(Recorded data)
------------------------

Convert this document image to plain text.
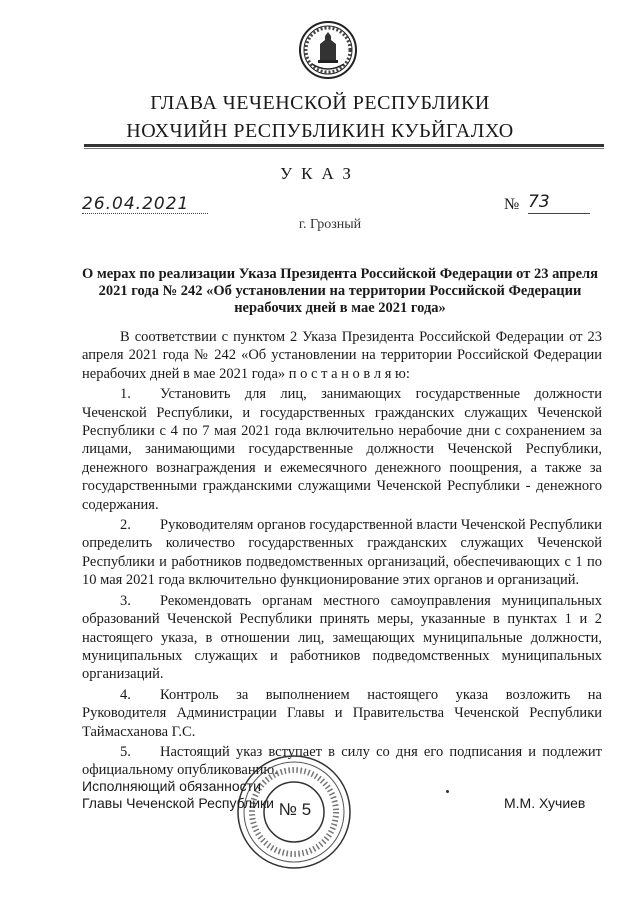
ГЛАВА ЧЕЧЕНСКОЙ РЕСПУБЛИКИ
НОХЧИЙН РЕСПУБЛИКИН КУЬЙГАЛХО
УКАЗ
26.04.2021	№ 73
г. Грозный
О мерах по реализации Указа Президента Российской Федерации от 23 апреля 2021 года № 242 «Об установлении на территории Российской Федерации нерабочих дней в мае 2021 года»

В соответствии с пунктом 2 Указа Президента Российской Федерации от 23 апреля 2021 года № 242 «Об установлении на территории Российской Федерации нерабочих дней в мае 2021 года» п о с т а н о в л я ю:

1. Установить для лиц, занимающих государственные должности Чеченской Республики, и государственных гражданских служащих Чеченской Республики с 4 по 7 мая 2021 года включительно нерабочие дни с сохранением за лицами, занимающими государственные должности Чеченской Республики, денежного вознаграждения и ежемесячного денежного поощрения, а также за государственными гражданскими служащими Чеченской Республики - денежного содержания.

2. Руководителям органов государственной власти Чеченской Республики определить количество государственных гражданских служащих Чеченской Республики и работников подведомственных организаций, обеспечивающих с 1 по 10 мая 2021 года включительно функционирование этих органов и организаций.

3. Рекомендовать органам местного самоуправления муниципальных образований Чеченской Республики принять меры, указанные в пунктах 1 и 2 настоящего указа, в отношении лиц, замещающих муниципальные должности, муниципальных служащих и работников подведомственных муниципальных организаций.

4. Контроль за выполнением настоящего указа возложить на Руководителя Администрации Главы и Правительства Чеченской Республики Таймасханова Г.С.

5. Настоящий указ вступает в силу со дня его подписания и подлежит официальному опубликованию.

№ 5
Исполняющий обязанности
Главы Чеченской Республики	М.М. Хучиев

------------------------

▶ **DESCRIPTION OF THE TASK**
Give the data again exactly as written, with all pictures left out.

▶ **EXERCISE ANSWER**
Convert this document image to plain text.
ГЛАВА ЧЕЧЕНСКОЙ РЕСПУБЛИКИ
НОХЧИЙН РЕСПУБЛИКИН КУЬЙГАЛХО
УКАЗ
26.04.2021	№ 73
г. Грозный
О мерах по реализации Указа Президента Российской Федерации от 23 апреля 2021 года № 242 «Об установлении на территории Российской Федерации нерабочих дней в мае 2021 года»

В соответствии с пунктом 2 Указа Президента Российской Федерации от 23 апреля 2021 года № 242 «Об установлении на территории Российской Федерации нерабочих дней в мае 2021 года» п о с т а н о в л я ю:

1. Установить для лиц, занимающих государственные должности Чеченской Республики, и государственных гражданских служащих Чеченской Республики с 4 по 7 мая 2021 года включительно нерабочие дни с сохранением за лицами, занимающими государственные должности Чеченской Республики, денежного вознаграждения и ежемесячного денежного поощрения, а также за государственными гражданскими служащими Чеченской Республики - денежного содержания.

2. Руководителям органов государственной власти Чеченской Республики определить количество государственных гражданских служащих Чеченской Республики и работников подведомственных организаций, обеспечивающих с 1 по 10 мая 2021 года включительно функционирование этих органов и организаций.

3. Рекомендовать органам местного самоуправления муниципальных образований Чеченской Республики принять меры, указанные в пунктах 1 и 2 настоящего указа, в отношении лиц, замещающих муниципальные должности, муниципальных служащих и работников подведомственных муниципальных организаций.

4. Контроль за выполнением настоящего указа возложить на Руководителя Администрации Главы и Правительства Чеченской Республики Таймасханова Г.С.

5. Настоящий указ вступает в силу со дня его подписания и подлежит официальному опубликованию.

№ 5
Исполняющий обязанности
Главы Чеченской Республики	М.М. Хучиев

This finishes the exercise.